■ How to complete this task
Translate this sentence from the extract on hypotensive resuscitation into Spanish: "There were no significant differences between groups in the volume of saline administered to maintain SBP at a minimum of 60 mmHg during the Shock Phase."

■ Extract to read
::::::::
Tissue injury, progressive haemorrhage and the subsequent 30 min shock phase led to cardiovascular compromise and the development of a shock state, with the expected significant falls in oxygen delivery, consumption and arterial base excess (ABE), but no significant difference between groups. (For detail and statistical P values, see Supplemental Digital Content 3 Table 2).

The no treatment group was excluded from further analysis, except for survival times, as the short survival time made secondary outcome comparisons meaningless.

Effects of prolonged hypotensive resuscitation

(For statistical P values, see Supplemental Digital Content 3 Tables 2–4.)

Resuscitation fluid volume and physiological responses

Fluid volume

There were no significant differences between groups in the volume of saline administered to maintain SBP at a minimum of 60 mmHg during the Shock Phase. The cumulative volume of fluid given for resuscitation, however, was significantly different between groups (Fig. 2E). Overall, the Saline group was significantly different to each of the groups given blood/blood products (P < 0.0001 in each case), with an approximate threefold greater volume for saline. Differences between the other groups were relatively minor (see Supplemental Digital Content 3).
::::::::
■ Record set
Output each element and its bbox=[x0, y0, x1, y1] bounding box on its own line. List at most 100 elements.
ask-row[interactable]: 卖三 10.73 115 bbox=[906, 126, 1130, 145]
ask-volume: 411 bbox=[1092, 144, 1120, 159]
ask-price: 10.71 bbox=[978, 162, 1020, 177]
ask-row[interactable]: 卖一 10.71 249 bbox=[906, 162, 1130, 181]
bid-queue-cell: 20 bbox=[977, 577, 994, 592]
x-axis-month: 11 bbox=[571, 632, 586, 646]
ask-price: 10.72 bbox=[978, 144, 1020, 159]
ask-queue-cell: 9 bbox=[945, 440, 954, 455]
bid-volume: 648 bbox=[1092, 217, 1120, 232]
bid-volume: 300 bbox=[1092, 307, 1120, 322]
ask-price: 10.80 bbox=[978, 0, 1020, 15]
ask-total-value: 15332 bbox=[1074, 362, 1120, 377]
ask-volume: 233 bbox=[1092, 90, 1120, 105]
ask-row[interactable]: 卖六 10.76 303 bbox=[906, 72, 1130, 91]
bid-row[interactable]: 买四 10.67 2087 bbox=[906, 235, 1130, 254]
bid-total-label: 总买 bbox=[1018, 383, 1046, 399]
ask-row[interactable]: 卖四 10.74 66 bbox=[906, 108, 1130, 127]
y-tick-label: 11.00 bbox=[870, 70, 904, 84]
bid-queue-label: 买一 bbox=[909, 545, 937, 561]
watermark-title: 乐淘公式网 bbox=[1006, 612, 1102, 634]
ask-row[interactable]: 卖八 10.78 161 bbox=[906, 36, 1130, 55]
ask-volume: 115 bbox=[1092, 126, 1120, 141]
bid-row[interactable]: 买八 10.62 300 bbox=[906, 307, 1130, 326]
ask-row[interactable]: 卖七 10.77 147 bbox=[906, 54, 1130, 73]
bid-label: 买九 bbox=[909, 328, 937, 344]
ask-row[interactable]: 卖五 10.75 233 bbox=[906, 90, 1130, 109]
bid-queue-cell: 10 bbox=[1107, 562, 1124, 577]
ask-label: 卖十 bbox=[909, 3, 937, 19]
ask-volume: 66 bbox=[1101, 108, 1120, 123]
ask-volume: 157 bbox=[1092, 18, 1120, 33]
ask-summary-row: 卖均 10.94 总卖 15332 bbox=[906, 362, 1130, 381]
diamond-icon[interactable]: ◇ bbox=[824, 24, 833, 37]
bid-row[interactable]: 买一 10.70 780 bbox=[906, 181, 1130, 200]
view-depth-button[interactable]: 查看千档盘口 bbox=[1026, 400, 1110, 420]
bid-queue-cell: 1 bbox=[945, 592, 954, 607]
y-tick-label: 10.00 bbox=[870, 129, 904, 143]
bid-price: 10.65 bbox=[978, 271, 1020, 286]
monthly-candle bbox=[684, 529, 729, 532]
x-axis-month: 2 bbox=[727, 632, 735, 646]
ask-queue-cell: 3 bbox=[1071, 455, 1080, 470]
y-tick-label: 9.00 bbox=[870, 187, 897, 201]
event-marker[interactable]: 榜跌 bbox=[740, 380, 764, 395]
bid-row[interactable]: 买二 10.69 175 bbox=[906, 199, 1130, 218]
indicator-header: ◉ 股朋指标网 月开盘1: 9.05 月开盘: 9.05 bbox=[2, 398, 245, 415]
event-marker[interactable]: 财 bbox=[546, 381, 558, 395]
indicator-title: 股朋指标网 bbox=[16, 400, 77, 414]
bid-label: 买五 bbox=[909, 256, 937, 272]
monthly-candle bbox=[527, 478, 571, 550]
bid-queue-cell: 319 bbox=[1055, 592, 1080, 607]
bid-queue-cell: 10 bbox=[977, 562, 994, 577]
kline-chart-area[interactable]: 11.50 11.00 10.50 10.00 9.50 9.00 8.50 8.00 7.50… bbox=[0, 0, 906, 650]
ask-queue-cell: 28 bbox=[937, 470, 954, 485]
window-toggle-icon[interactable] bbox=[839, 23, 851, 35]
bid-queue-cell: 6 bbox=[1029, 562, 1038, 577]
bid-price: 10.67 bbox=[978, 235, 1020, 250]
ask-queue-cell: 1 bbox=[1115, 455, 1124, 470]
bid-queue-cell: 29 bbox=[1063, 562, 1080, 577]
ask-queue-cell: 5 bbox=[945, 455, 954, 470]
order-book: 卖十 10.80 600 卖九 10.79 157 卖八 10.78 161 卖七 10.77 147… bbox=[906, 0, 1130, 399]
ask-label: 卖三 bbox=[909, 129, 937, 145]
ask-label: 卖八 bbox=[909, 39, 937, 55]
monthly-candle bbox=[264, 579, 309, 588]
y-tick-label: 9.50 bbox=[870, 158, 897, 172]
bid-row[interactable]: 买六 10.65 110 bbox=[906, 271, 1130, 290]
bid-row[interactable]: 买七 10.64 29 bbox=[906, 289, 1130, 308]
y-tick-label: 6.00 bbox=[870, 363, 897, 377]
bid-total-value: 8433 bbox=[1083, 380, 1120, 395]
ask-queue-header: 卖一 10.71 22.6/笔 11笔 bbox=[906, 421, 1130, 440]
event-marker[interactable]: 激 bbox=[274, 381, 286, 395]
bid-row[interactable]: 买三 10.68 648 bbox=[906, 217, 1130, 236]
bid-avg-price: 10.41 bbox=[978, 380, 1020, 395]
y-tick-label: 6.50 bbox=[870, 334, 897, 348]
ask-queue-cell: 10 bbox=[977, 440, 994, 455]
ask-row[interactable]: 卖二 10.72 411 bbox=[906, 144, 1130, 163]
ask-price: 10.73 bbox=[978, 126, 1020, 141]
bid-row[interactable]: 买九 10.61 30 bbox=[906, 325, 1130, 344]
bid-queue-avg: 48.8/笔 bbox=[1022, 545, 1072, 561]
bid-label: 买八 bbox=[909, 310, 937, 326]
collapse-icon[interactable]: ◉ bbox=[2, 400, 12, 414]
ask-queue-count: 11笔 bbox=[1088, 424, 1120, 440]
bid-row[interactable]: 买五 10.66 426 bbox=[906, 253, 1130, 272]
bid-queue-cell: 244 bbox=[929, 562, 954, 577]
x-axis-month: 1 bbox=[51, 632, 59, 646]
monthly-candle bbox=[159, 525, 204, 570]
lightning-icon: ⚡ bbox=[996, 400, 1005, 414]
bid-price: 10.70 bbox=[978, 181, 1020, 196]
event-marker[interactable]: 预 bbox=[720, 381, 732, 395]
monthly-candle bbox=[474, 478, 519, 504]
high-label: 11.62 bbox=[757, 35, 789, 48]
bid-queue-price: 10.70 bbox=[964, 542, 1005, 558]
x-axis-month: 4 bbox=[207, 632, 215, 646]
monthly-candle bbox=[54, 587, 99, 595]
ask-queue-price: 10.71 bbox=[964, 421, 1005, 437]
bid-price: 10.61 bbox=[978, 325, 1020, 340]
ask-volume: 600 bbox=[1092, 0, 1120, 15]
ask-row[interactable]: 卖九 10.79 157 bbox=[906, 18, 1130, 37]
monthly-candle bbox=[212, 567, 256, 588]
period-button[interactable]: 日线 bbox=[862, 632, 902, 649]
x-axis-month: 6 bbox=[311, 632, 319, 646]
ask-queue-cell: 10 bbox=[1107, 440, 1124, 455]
::::::::
■ Expected answer
No hubo diferencias significativas entre los grupos en el volumen de solución salina administrado para mantener la PAS en un mínimo de 60 mmHg durante la fase de choque.